== Excerpted data

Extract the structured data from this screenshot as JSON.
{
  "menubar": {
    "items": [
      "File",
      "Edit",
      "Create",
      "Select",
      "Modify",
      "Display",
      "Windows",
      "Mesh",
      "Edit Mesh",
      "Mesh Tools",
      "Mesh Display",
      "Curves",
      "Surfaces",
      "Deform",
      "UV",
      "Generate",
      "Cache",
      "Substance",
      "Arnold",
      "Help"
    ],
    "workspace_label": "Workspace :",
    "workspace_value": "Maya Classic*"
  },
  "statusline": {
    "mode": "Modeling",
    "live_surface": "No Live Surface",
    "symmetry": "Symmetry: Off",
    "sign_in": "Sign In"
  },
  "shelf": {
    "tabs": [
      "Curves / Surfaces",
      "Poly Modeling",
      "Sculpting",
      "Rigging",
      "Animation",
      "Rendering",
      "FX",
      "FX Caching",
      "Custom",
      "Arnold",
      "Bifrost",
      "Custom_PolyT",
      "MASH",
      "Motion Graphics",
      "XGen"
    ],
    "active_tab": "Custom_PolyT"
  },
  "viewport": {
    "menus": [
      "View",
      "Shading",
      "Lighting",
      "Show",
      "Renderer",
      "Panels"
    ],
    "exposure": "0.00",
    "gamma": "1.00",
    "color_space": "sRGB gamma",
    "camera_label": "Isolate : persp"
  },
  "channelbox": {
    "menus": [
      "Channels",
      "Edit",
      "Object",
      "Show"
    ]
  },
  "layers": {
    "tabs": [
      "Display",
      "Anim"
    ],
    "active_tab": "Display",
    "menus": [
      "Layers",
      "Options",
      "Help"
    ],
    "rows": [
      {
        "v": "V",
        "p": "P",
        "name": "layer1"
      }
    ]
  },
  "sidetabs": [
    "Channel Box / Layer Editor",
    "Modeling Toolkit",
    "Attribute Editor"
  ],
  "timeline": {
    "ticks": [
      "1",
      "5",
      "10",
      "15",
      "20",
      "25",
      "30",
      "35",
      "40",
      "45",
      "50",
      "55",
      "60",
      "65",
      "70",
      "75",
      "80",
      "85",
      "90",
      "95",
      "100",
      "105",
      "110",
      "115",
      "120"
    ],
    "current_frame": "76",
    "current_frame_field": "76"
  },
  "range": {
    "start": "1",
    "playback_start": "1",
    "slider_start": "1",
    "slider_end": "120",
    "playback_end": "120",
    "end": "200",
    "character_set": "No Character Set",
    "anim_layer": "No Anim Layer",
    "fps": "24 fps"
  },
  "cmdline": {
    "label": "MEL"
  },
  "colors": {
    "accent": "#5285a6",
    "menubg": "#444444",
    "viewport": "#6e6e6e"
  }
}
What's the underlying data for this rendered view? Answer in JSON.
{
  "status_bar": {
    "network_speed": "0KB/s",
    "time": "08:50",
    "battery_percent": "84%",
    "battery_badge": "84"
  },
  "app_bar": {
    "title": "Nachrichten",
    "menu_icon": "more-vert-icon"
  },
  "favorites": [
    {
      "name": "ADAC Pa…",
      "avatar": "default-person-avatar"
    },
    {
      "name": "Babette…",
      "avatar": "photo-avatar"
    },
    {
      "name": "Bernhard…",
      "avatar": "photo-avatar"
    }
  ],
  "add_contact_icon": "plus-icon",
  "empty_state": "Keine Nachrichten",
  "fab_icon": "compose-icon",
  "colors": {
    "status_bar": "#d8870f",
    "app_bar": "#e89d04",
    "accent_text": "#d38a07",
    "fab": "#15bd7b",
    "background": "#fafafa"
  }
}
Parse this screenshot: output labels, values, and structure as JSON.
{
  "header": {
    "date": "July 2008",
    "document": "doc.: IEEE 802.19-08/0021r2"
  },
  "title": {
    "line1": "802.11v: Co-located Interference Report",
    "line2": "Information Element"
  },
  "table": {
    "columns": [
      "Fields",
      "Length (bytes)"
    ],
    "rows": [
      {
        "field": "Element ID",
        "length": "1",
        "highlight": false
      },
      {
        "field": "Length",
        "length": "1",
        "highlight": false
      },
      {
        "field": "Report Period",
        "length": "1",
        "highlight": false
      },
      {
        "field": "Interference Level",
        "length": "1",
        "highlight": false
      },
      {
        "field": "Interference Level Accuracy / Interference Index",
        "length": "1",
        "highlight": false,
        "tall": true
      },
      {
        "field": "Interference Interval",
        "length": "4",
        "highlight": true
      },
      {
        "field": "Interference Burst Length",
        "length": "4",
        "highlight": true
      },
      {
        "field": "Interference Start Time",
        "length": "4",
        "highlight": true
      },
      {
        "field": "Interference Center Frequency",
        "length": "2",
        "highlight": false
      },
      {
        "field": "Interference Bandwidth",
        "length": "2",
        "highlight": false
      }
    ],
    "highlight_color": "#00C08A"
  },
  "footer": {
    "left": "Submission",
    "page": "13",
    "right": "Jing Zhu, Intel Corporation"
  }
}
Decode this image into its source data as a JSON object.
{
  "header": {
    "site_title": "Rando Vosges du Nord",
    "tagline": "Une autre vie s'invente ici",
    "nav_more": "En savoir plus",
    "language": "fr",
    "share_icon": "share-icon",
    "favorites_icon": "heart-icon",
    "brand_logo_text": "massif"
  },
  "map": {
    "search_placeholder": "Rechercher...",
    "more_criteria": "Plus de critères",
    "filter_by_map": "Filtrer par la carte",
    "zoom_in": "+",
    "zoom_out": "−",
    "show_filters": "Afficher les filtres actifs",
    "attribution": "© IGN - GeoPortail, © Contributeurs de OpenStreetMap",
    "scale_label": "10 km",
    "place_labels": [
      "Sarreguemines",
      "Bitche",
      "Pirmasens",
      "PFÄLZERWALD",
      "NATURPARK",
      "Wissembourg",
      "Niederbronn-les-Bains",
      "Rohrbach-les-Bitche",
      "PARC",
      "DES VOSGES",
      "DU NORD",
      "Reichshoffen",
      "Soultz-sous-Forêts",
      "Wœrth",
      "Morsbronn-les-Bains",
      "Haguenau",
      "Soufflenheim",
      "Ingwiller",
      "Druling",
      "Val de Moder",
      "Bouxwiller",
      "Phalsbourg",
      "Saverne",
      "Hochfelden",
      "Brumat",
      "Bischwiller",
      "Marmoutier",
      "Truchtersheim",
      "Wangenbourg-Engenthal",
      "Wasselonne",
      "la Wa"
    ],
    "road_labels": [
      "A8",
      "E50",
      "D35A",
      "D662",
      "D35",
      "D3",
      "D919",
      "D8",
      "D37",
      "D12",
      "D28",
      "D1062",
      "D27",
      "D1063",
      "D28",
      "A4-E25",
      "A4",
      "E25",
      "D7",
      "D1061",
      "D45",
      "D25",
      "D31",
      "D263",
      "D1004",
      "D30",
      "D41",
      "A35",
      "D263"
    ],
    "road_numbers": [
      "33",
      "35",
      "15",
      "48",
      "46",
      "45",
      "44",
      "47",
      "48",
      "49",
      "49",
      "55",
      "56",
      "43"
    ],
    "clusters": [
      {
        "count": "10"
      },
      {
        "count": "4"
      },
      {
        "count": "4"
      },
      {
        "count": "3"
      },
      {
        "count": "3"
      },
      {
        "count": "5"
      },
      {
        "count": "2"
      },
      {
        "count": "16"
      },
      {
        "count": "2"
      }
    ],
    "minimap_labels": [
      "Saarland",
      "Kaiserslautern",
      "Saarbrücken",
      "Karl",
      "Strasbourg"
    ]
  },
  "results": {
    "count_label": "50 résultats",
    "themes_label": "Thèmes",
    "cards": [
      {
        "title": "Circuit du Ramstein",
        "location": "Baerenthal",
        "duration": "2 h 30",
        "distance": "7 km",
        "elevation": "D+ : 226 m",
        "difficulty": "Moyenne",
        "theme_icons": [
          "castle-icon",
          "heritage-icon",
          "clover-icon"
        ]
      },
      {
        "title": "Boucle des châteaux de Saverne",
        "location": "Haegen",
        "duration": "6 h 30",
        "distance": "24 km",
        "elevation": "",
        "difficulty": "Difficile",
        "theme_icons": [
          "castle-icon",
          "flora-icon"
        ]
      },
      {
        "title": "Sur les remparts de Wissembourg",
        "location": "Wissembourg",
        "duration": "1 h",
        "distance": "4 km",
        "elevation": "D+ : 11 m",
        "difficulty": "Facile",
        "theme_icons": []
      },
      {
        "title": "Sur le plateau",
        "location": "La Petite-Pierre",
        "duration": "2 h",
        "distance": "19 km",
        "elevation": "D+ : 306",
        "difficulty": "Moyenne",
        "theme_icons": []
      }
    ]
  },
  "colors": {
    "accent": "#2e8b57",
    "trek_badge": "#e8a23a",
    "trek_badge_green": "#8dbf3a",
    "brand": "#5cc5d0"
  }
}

====

**Problem requirements:**
Copy each line that holds the word "this".

**Worked answer:**
Extract the structured data from this screenshot as JSON.
What's the underlying data for this rendered view? Answer in JSON.
Parse this screenshot: output labels, values, and structure as JSON.
Decode this image into its source data as a JSON object.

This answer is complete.